* Your instructions: Copy out lines with the word "JSON" from the material that follows.

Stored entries

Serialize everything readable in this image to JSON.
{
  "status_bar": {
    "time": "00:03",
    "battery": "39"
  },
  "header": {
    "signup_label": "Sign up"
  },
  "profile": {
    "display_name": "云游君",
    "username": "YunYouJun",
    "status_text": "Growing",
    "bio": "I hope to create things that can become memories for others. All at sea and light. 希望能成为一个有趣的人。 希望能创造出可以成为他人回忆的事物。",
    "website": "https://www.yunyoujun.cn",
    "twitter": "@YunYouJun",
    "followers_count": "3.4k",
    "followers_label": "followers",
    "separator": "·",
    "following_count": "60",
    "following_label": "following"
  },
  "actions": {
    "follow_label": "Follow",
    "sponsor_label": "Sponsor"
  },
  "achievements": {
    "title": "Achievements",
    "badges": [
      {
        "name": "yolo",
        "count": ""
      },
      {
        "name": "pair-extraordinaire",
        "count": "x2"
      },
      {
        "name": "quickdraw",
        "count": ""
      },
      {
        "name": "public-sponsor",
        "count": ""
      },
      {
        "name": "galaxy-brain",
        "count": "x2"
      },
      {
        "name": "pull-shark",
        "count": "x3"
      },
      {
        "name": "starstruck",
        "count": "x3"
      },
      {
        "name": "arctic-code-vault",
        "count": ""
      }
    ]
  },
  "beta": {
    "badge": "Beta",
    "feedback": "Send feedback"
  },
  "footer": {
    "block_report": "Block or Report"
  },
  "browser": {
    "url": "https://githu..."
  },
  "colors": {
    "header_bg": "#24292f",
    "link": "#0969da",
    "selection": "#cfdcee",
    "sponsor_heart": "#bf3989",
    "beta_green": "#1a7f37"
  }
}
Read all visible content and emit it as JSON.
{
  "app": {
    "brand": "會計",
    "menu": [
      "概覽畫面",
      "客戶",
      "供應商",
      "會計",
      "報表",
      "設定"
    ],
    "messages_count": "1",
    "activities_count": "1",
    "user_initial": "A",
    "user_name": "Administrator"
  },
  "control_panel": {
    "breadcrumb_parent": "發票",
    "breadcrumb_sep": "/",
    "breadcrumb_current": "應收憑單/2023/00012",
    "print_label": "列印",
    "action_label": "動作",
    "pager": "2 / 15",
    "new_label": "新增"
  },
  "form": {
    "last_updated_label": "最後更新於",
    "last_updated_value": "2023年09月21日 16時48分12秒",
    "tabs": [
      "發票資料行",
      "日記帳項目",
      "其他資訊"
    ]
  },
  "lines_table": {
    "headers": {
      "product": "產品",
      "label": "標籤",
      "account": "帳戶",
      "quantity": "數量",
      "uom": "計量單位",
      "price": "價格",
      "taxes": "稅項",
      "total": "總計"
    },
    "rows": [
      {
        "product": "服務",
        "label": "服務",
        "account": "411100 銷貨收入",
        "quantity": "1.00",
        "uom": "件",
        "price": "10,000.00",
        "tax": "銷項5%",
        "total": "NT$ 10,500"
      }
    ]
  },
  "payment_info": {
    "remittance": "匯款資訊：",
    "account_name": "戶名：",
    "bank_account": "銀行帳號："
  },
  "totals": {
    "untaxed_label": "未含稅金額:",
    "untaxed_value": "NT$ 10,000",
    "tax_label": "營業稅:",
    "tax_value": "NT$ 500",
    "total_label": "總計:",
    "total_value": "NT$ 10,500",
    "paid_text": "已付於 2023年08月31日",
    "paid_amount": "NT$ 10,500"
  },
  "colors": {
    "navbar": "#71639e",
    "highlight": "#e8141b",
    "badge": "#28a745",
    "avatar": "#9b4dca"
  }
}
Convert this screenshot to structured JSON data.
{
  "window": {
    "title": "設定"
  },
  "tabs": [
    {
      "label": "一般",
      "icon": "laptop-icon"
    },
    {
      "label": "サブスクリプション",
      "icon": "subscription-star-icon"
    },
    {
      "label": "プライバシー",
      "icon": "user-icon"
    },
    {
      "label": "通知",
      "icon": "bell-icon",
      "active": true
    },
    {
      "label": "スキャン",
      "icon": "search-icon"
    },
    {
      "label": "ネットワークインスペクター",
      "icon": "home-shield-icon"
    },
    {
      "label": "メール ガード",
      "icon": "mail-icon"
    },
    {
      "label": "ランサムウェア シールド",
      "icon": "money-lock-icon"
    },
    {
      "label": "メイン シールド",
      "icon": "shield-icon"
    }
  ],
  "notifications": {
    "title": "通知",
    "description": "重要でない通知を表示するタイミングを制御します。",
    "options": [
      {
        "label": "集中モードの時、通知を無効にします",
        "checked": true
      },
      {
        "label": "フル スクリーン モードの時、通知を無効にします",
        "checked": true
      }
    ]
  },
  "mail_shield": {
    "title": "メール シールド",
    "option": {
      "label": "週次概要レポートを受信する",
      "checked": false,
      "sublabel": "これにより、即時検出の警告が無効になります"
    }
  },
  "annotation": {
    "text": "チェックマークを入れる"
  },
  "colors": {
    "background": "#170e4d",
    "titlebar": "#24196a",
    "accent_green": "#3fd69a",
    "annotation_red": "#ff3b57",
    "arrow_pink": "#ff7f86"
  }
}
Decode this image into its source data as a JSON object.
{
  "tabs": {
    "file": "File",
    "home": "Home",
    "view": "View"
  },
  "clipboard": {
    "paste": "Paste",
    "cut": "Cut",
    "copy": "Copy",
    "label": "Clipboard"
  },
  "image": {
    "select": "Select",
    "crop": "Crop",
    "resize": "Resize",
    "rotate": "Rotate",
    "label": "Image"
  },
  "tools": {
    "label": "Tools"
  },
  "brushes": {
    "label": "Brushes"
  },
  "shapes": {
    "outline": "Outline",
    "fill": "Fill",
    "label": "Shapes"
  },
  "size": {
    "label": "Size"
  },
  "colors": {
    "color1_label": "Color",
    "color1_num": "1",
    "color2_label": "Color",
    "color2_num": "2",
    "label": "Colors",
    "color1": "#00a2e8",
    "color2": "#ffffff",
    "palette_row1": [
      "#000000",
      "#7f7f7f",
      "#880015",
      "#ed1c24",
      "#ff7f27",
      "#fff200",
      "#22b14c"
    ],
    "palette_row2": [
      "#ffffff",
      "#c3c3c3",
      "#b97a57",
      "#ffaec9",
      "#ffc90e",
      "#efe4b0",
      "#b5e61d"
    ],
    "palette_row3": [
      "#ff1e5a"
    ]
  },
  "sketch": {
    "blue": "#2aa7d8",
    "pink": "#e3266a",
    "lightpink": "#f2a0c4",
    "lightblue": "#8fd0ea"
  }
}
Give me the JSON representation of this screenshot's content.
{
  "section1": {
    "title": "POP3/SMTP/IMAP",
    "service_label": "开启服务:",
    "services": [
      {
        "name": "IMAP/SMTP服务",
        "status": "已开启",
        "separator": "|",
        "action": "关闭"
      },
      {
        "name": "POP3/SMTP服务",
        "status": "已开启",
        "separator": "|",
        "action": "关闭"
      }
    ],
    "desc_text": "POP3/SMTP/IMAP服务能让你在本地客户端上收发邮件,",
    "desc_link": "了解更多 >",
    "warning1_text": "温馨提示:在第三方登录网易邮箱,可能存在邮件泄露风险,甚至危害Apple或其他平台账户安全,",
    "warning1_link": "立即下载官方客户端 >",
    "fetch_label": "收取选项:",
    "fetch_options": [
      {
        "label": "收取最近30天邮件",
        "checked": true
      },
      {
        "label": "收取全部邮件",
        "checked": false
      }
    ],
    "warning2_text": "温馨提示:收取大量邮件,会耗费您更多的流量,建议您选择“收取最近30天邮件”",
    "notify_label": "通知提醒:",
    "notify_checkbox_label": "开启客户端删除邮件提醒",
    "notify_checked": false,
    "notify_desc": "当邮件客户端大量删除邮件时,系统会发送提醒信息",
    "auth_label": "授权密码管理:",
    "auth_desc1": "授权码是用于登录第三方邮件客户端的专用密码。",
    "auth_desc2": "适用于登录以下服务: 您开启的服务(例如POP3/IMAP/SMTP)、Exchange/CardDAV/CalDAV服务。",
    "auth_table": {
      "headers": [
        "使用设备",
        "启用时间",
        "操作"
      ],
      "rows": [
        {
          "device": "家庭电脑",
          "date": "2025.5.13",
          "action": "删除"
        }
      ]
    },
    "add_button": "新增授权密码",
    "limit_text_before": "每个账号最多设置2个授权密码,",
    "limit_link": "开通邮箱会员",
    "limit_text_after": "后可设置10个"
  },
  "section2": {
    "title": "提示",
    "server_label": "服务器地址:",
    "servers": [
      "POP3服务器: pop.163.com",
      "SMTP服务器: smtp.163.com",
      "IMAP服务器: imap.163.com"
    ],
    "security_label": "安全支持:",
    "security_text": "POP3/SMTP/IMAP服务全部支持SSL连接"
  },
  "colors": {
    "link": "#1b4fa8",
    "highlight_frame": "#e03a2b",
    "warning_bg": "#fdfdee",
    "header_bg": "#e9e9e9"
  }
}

* Exercise result:
Serialize everything readable in this image to JSON.
Read all visible content and emit it as JSON.
Convert this screenshot to structured JSON data.
Decode this image into its source data as a JSON object.
Give me the JSON representation of this screenshot's content.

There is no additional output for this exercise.